- [Work instructions] Reproduce all the material exactly, minus any pictures it holds.
>> begin Dataset records
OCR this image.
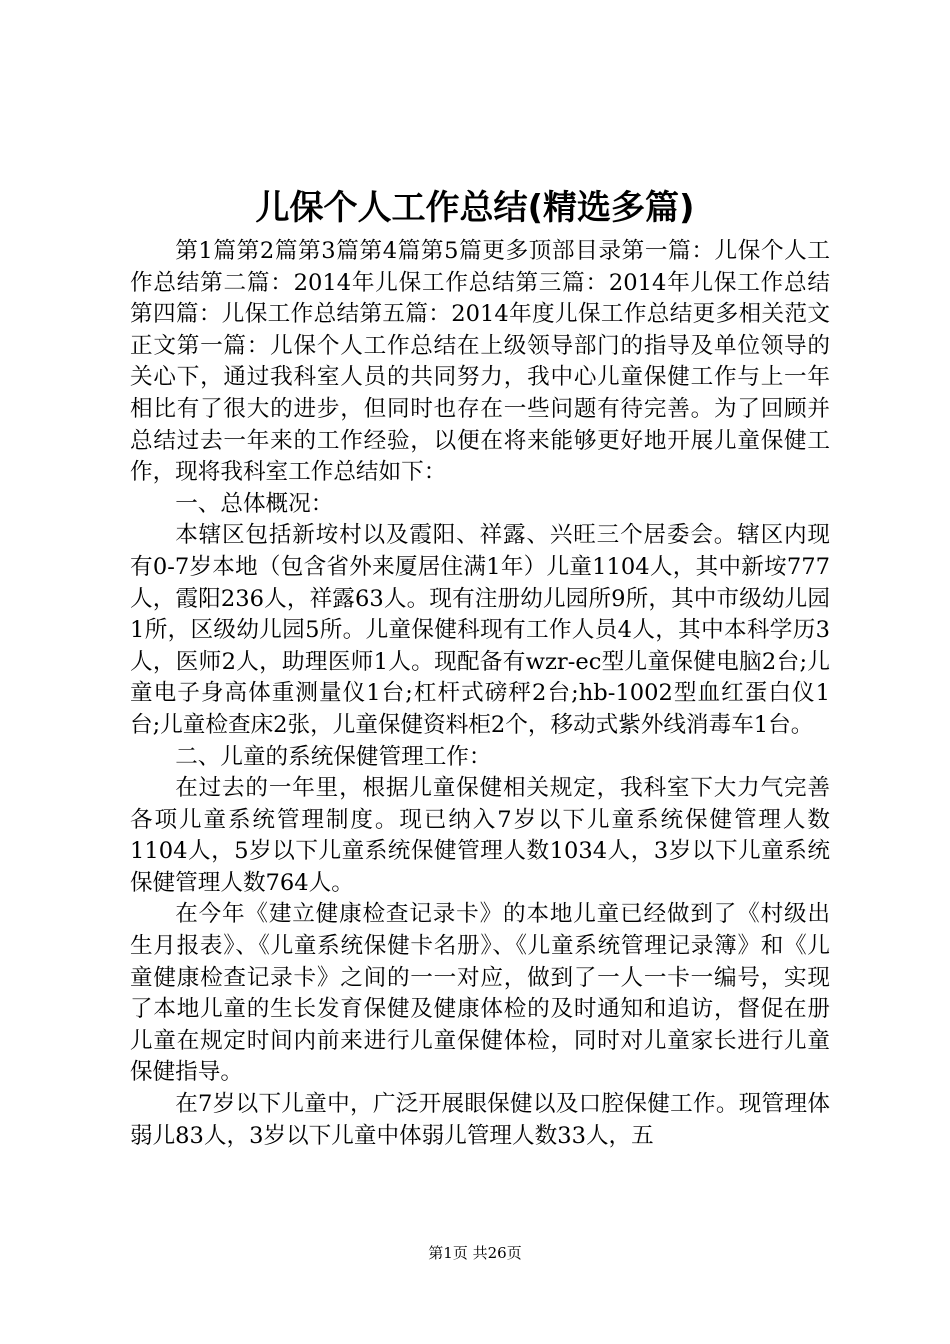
儿保个人工作总结(精选多篇)

第1篇第2篇第3篇第4篇第5篇更多顶部目录第一篇：儿保个人工作总结第二篇：2014年儿保工作总结第三篇：2014年儿保工作总结第四篇：儿保工作总结第五篇：2014年度儿保工作总结更多相关范文正文第一篇：儿保个人工作总结在上级领导部门的指导及单位领导的关心下，通过我科室人员的共同努力，我中心儿童保健工作与上一年相比有了很大的进步，但同时也存在一些问题有待完善。为了回顾并总结过去一年来的工作经验，以便在将来能够更好地开展儿童保健工作，现将我科室工作总结如下：

一、总体概况：

本辖区包括新垵村以及霞阳、祥露、兴旺三个居委会。辖区内现有0-7岁本地（包含省外来厦居住满1年）儿童1104人，其中新垵777人，霞阳236人，祥露63人。现有注册幼儿园所9所，其中市级幼儿园1所，区级幼儿园5所。儿童保健科现有工作人员4人，其中本科学历3人，医师2人，助理医师1人。现配备有wzr-ec型儿童保健电脑2台;儿童电子身高体重测量仪1台;杠杆式磅秤2台;hb-1002型血红蛋白仪1台;儿童检查床2张，儿童保健资料柜2个，移动式紫外线消毒车1台。

二、儿童的系统保健管理工作：

在过去的一年里，根据儿童保健相关规定，我科室下大力气完善各项儿童系统管理制度。现已纳入7岁以下儿童系统保健管理人数1104人，5岁以下儿童系统保健管理人数1034人，3岁以下儿童系统保健管理人数764人。

在今年《建立健康检查记录卡》的本地儿童已经做到了《村级出生月报表》、《儿童系统保健卡名册》、《儿童系统管理记录簿》和《儿童健康检查记录卡》之间的一一对应，做到了一人一卡一编号，实现了本地儿童的生长发育保健及健康体检的及时通知和追访，督促在册儿童在规定时间内前来进行儿童保健体检，同时对儿童家长进行儿童保健指导。

在7岁以下儿童中，广泛开展眼保健以及口腔保健工作。现管理体弱儿83人，3岁以下儿童中体弱儿管理人数33人，五

第1页 共26页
>> end Dataset records
- [Output]
OCR this image.
儿保个人工作总结(精选多篇)

第1篇第2篇第3篇第4篇第5篇更多顶部目录第一篇：儿保个人工作总结第二篇：2014年儿保工作总结第三篇：2014年儿保工作总结第四篇：儿保工作总结第五篇：2014年度儿保工作总结更多相关范文正文第一篇：儿保个人工作总结在上级领导部门的指导及单位领导的关心下，通过我科室人员的共同努力，我中心儿童保健工作与上一年相比有了很大的进步，但同时也存在一些问题有待完善。为了回顾并总结过去一年来的工作经验，以便在将来能够更好地开展儿童保健工作，现将我科室工作总结如下：

一、总体概况：

本辖区包括新垵村以及霞阳、祥露、兴旺三个居委会。辖区内现有0-7岁本地（包含省外来厦居住满1年）儿童1104人，其中新垵777人，霞阳236人，祥露63人。现有注册幼儿园所9所，其中市级幼儿园1所，区级幼儿园5所。儿童保健科现有工作人员4人，其中本科学历3人，医师2人，助理医师1人。现配备有wzr-ec型儿童保健电脑2台;儿童电子身高体重测量仪1台;杠杆式磅秤2台;hb-1002型血红蛋白仪1台;儿童检查床2张，儿童保健资料柜2个，移动式紫外线消毒车1台。

二、儿童的系统保健管理工作：

在过去的一年里，根据儿童保健相关规定，我科室下大力气完善各项儿童系统管理制度。现已纳入7岁以下儿童系统保健管理人数1104人，5岁以下儿童系统保健管理人数1034人，3岁以下儿童系统保健管理人数764人。

在今年《建立健康检查记录卡》的本地儿童已经做到了《村级出生月报表》、《儿童系统保健卡名册》、《儿童系统管理记录簿》和《儿童健康检查记录卡》之间的一一对应，做到了一人一卡一编号，实现了本地儿童的生长发育保健及健康体检的及时通知和追访，督促在册儿童在规定时间内前来进行儿童保健体检，同时对儿童家长进行儿童保健指导。

在7岁以下儿童中，广泛开展眼保健以及口腔保健工作。现管理体弱儿83人，3岁以下儿童中体弱儿管理人数33人，五

第1页 共26页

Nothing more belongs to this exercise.